▸ AIM
Repeat what the lines below say, word for word, and skip every image.

▸ Data entries

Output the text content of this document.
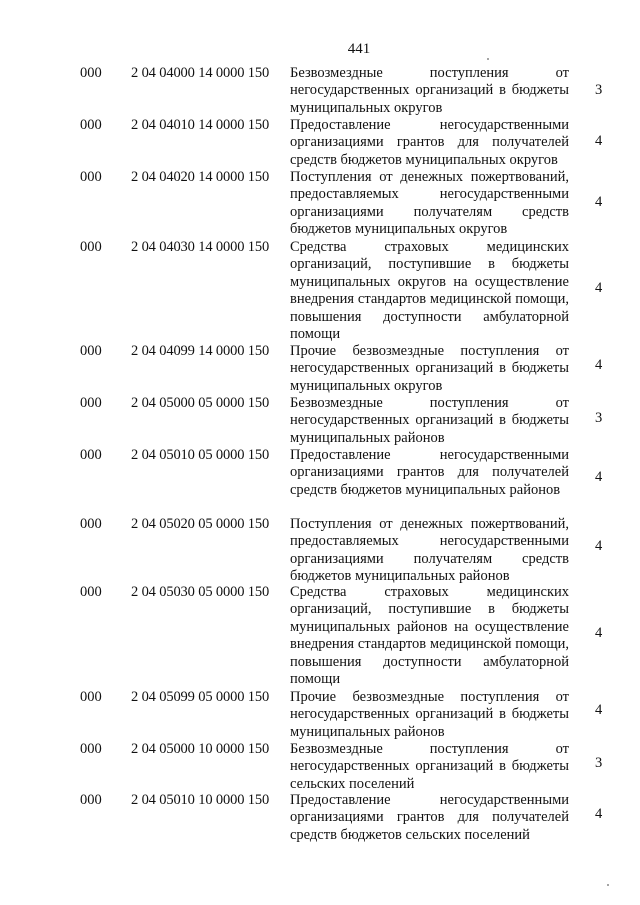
441
000 2 04 04000 14 0000 150 Безвозмездные поступления от негосударственных организаций в бюджеты муниципальных округов
3
000 2 04 04010 14 0000 150 Предоставление негосударственными организациями грантов для получателей средств бюджетов муниципальных округов
4
000 2 04 04020 14 0000 150 Поступления от денежных пожертвований, предоставляемых негосударственными организациями получателям средств бюджетов муниципальных округов
4
000 2 04 04030 14 0000 150 Средства страховых медицинских организаций, поступившие в бюджеты муниципальных округов на осуществление внедрения стандартов медицинской помощи, повышения доступности амбулаторной помощи
4
000 2 04 04099 14 0000 150 Прочие безвозмездные поступления от негосударственных организаций в бюджеты муниципальных округов
4
000 2 04 05000 05 0000 150 Безвозмездные поступления от негосударственных организаций в бюджеты муниципальных районов
3
000 2 04 05010 05 0000 150 Предоставление негосударственными организациями грантов для получателей средств бюджетов муниципальных районов
4
000 2 04 05020 05 0000 150 Поступления от денежных пожертвований, предоставляемых негосударственными организациями получателям средств бюджетов муниципальных районов
4
000 2 04 05030 05 0000 150 Средства страховых медицинских организаций, поступившие в бюджеты муниципальных районов на осуществление внедрения стандартов медицинской помощи, повышения доступности амбулаторной помощи
4
000 2 04 05099 05 0000 150 Прочие безвозмездные поступления от негосударственных организаций в бюджеты муниципальных районов
4
000 2 04 05000 10 0000 150 Безвозмездные поступления от негосударственных организаций в бюджеты сельских поселений
3
000 2 04 05010 10 0000 150 Предоставление негосударственными организациями грантов для получателей средств бюджетов сельских поселений
4
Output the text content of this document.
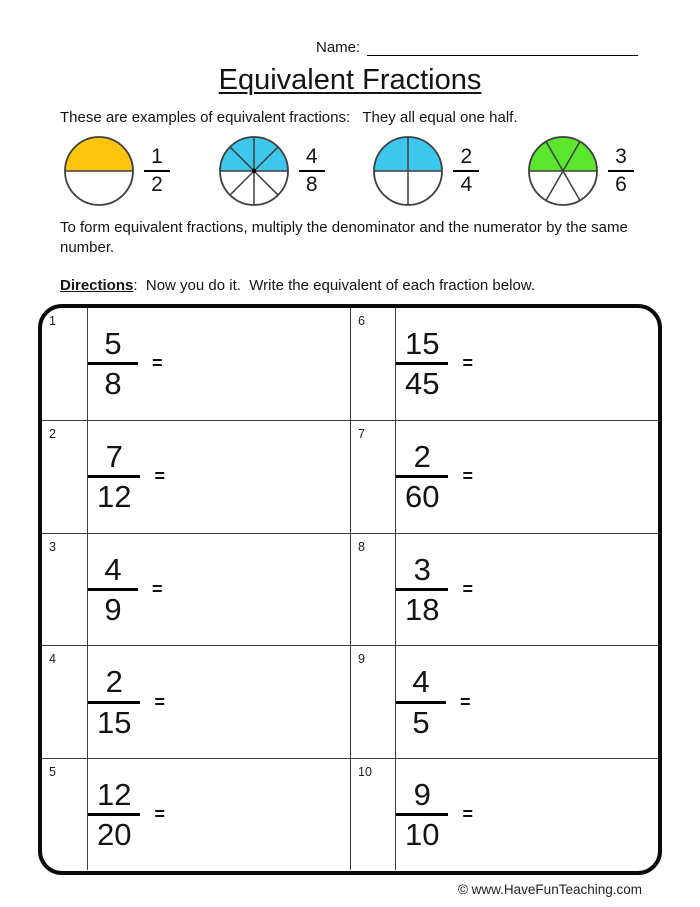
Name:
Equivalent Fractions
These are examples of equivalent fractions:   They all equal one half.
1
2
4
8
2
4
3
6
To form equivalent fractions, multiply the denominator and the numerator by the same number.
Directions:  Now you do it.  Write the equivalent of each fraction below.
1
$\frac{5}{8}$ =
6
$\frac{15}{45}$ =
2
$\frac{7}{12}$ =
7
$\frac{2}{60}$ =
3
$\frac{4}{9}$ =
8
$\frac{3}{18}$ =
4
$\frac{2}{15}$ =
9
$\frac{4}{5}$ =
5
$\frac{12}{20}$ =
10
$\frac{9}{10}$ =
© www.HaveFunTeaching.com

▸ EXERCISE RESULT
Output the text content of this document.
441
000 2 04 04000 14 0000 150 Безвозмездные поступления от негосударственных организаций в бюджеты муниципальных округов
3
000 2 04 04010 14 0000 150 Предоставление негосударственными организациями грантов для получателей средств бюджетов муниципальных округов
4
000 2 04 04020 14 0000 150 Поступления от денежных пожертвований, предоставляемых негосударственными организациями получателям средств бюджетов муниципальных округов
4
000 2 04 04030 14 0000 150 Средства страховых медицинских организаций, поступившие в бюджеты муниципальных округов на осуществление внедрения стандартов медицинской помощи, повышения доступности амбулаторной помощи
4
000 2 04 04099 14 0000 150 Прочие безвозмездные поступления от негосударственных организаций в бюджеты муниципальных округов
4
000 2 04 05000 05 0000 150 Безвозмездные поступления от негосударственных организаций в бюджеты муниципальных районов
3
000 2 04 05010 05 0000 150 Предоставление негосударственными организациями грантов для получателей средств бюджетов муниципальных районов
4
000 2 04 05020 05 0000 150 Поступления от денежных пожертвований, предоставляемых негосударственными организациями получателям средств бюджетов муниципальных районов
4
000 2 04 05030 05 0000 150 Средства страховых медицинских организаций, поступившие в бюджеты муниципальных районов на осуществление внедрения стандартов медицинской помощи, повышения доступности амбулаторной помощи
4
000 2 04 05099 05 0000 150 Прочие безвозмездные поступления от негосударственных организаций в бюджеты муниципальных районов
4
000 2 04 05000 10 0000 150 Безвозмездные поступления от негосударственных организаций в бюджеты сельских поселений
3
000 2 04 05010 10 0000 150 Предоставление негосударственными организациями грантов для получателей средств бюджетов сельских поселений
4
Output the text content of this document.
Name:
Equivalent Fractions
These are examples of equivalent fractions:   They all equal one half.
1
2
4
8
2
4
3
6
To form equivalent fractions, multiply the denominator and the numerator by the same number.
Directions:  Now you do it.  Write the equivalent of each fraction below.
1
$\frac{5}{8}$ =
6
$\frac{15}{45}$ =
2
$\frac{7}{12}$ =
7
$\frac{2}{60}$ =
3
$\frac{4}{9}$ =
8
$\frac{3}{18}$ =
4
$\frac{2}{15}$ =
9
$\frac{4}{5}$ =
5
$\frac{12}{20}$ =
10
$\frac{9}{10}$ =
© www.HaveFunTeaching.com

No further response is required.